## What to produce
Look through the material and copy each line holding "image".

┌────────

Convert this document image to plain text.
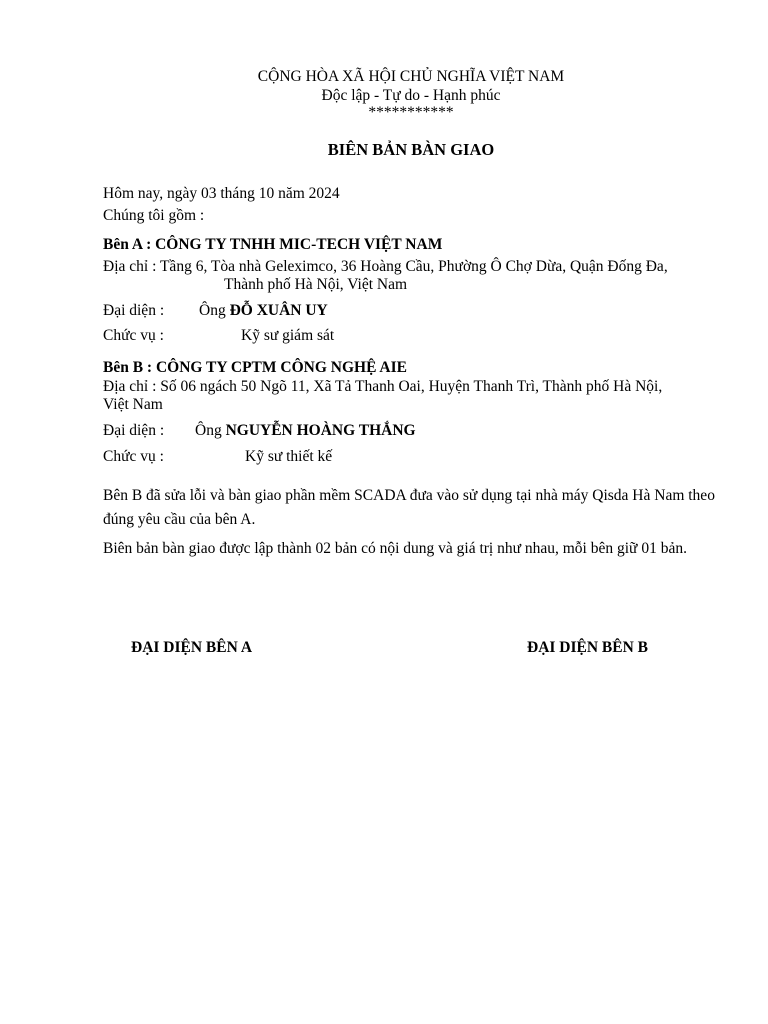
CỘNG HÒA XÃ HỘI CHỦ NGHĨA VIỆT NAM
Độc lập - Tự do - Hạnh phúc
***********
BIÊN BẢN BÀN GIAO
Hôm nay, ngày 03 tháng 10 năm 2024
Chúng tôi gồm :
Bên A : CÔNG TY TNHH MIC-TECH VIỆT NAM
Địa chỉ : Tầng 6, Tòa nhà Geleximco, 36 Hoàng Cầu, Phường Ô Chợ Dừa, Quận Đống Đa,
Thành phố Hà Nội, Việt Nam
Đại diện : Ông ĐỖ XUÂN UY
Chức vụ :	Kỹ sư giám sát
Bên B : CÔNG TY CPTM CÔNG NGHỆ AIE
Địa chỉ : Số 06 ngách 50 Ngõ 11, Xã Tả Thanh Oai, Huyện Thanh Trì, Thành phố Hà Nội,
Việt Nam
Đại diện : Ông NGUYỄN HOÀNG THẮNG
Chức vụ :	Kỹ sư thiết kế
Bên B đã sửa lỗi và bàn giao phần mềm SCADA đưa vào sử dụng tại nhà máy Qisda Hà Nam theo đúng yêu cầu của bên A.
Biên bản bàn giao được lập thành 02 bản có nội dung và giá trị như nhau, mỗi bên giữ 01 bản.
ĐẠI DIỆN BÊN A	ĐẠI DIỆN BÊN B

└────────
┌────────

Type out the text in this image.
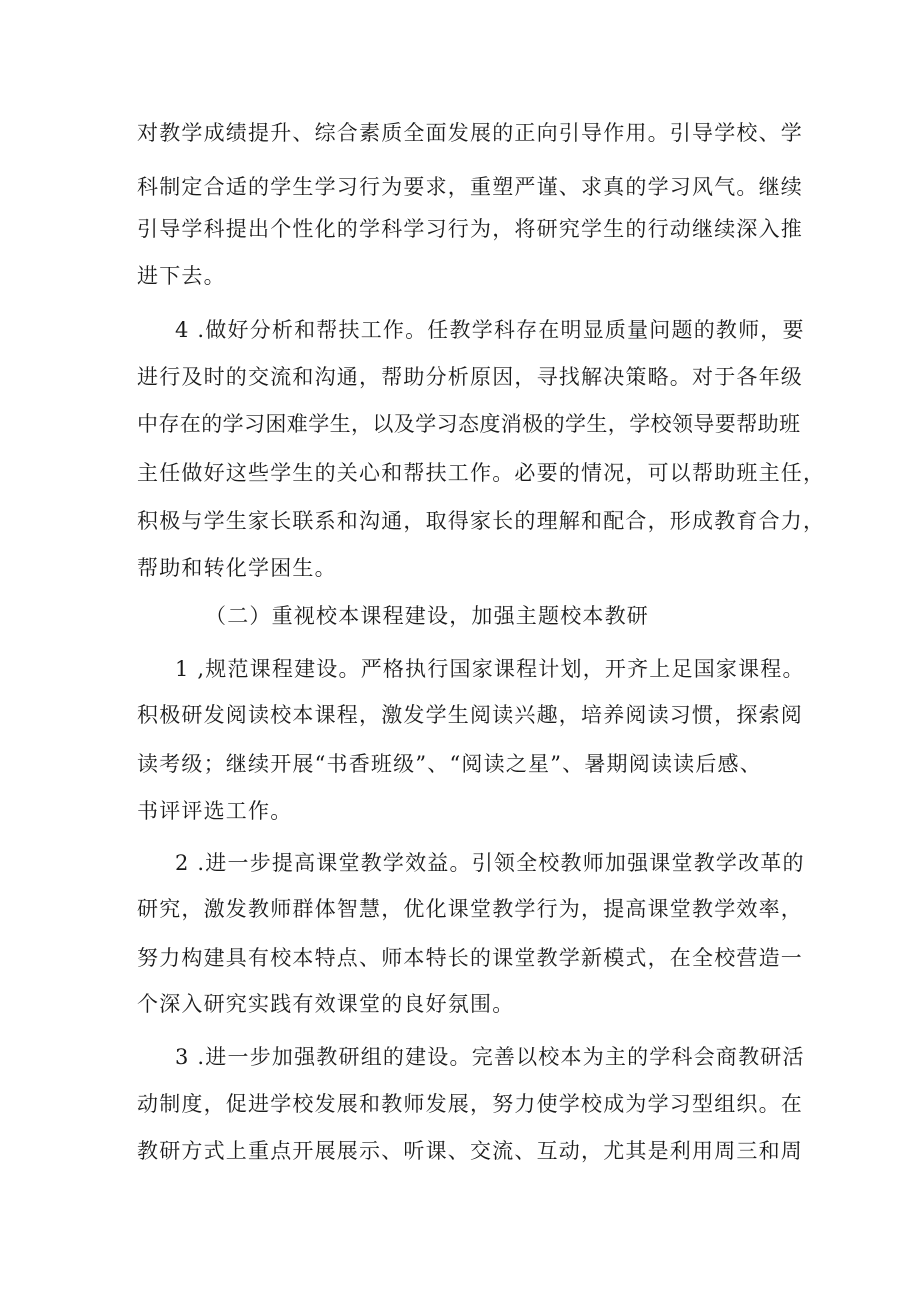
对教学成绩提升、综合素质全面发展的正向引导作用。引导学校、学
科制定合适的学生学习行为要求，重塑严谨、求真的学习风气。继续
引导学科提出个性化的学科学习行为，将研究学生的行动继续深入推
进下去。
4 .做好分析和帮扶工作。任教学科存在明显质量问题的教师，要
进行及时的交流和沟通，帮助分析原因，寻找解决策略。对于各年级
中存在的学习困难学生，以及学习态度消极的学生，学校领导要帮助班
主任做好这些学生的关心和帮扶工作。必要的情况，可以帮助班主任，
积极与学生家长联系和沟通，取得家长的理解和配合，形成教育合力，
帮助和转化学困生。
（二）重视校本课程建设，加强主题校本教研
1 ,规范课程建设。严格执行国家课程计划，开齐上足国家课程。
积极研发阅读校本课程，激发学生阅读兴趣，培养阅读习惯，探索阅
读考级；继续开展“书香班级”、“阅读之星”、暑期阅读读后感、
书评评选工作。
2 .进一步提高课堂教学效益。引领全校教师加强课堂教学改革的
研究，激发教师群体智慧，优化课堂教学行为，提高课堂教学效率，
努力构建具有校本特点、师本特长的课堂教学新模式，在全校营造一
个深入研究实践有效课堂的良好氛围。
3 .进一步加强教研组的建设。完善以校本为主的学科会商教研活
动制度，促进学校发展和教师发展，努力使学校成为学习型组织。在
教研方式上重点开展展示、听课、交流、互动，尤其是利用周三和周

└────────

## Task solution
Convert this document image to plain text.
Type out the text in this image.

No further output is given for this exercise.